▸ **Task**: Return each line of the records with nothing changed, pictures excepted.

▸ **Data for the task**:
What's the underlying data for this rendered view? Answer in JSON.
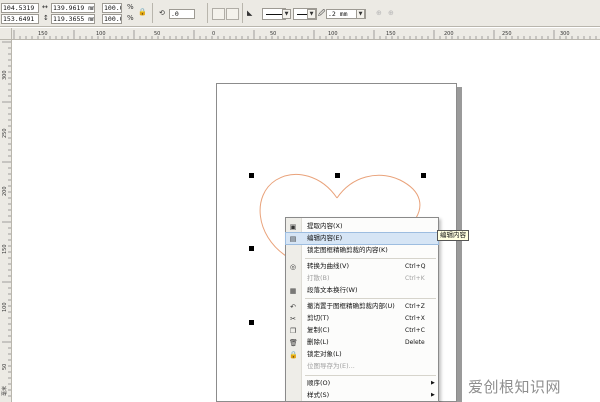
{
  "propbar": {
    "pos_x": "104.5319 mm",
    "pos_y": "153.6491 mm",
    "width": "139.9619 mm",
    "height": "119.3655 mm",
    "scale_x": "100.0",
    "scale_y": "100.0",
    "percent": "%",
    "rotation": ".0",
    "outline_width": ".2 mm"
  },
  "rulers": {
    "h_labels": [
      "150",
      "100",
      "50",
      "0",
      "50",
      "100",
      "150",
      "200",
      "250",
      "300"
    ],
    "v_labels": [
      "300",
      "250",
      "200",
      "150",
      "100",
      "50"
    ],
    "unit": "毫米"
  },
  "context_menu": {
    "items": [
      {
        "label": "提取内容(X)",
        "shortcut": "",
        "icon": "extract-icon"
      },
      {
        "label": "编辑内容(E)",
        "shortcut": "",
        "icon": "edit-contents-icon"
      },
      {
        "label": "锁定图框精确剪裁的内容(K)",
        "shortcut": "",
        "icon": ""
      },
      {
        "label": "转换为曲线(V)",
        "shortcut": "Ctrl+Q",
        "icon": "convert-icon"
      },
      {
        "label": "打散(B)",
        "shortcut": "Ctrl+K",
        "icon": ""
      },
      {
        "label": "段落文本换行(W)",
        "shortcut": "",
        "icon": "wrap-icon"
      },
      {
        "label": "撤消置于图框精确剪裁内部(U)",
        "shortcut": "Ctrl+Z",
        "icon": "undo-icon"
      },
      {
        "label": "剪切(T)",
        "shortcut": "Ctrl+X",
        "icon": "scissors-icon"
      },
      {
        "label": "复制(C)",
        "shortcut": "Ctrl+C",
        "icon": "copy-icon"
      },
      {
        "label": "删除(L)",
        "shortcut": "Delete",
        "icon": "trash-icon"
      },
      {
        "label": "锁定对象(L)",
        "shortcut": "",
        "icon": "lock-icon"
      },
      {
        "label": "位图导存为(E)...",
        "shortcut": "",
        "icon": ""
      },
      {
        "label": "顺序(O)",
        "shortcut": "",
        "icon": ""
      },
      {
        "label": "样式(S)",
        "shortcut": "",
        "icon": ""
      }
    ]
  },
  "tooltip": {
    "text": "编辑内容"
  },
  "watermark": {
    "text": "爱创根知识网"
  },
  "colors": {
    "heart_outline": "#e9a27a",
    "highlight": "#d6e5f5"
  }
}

▸ **Exercise answer**:
What's the underlying data for this rendered view? Answer in JSON.
{
  "propbar": {
    "pos_x": "104.5319 mm",
    "pos_y": "153.6491 mm",
    "width": "139.9619 mm",
    "height": "119.3655 mm",
    "scale_x": "100.0",
    "scale_y": "100.0",
    "percent": "%",
    "rotation": ".0",
    "outline_width": ".2 mm"
  },
  "rulers": {
    "h_labels": [
      "150",
      "100",
      "50",
      "0",
      "50",
      "100",
      "150",
      "200",
      "250",
      "300"
    ],
    "v_labels": [
      "300",
      "250",
      "200",
      "150",
      "100",
      "50"
    ],
    "unit": "毫米"
  },
  "context_menu": {
    "items": [
      {
        "label": "提取内容(X)",
        "shortcut": "",
        "icon": "extract-icon"
      },
      {
        "label": "编辑内容(E)",
        "shortcut": "",
        "icon": "edit-contents-icon"
      },
      {
        "label": "锁定图框精确剪裁的内容(K)",
        "shortcut": "",
        "icon": ""
      },
      {
        "label": "转换为曲线(V)",
        "shortcut": "Ctrl+Q",
        "icon": "convert-icon"
      },
      {
        "label": "打散(B)",
        "shortcut": "Ctrl+K",
        "icon": ""
      },
      {
        "label": "段落文本换行(W)",
        "shortcut": "",
        "icon": "wrap-icon"
      },
      {
        "label": "撤消置于图框精确剪裁内部(U)",
        "shortcut": "Ctrl+Z",
        "icon": "undo-icon"
      },
      {
        "label": "剪切(T)",
        "shortcut": "Ctrl+X",
        "icon": "scissors-icon"
      },
      {
        "label": "复制(C)",
        "shortcut": "Ctrl+C",
        "icon": "copy-icon"
      },
      {
        "label": "删除(L)",
        "shortcut": "Delete",
        "icon": "trash-icon"
      },
      {
        "label": "锁定对象(L)",
        "shortcut": "",
        "icon": "lock-icon"
      },
      {
        "label": "位图导存为(E)...",
        "shortcut": "",
        "icon": ""
      },
      {
        "label": "顺序(O)",
        "shortcut": "",
        "icon": ""
      },
      {
        "label": "样式(S)",
        "shortcut": "",
        "icon": ""
      }
    ]
  },
  "tooltip": {
    "text": "编辑内容"
  },
  "watermark": {
    "text": "爱创根知识网"
  },
  "colors": {
    "heart_outline": "#e9a27a",
    "highlight": "#d6e5f5"
  }
}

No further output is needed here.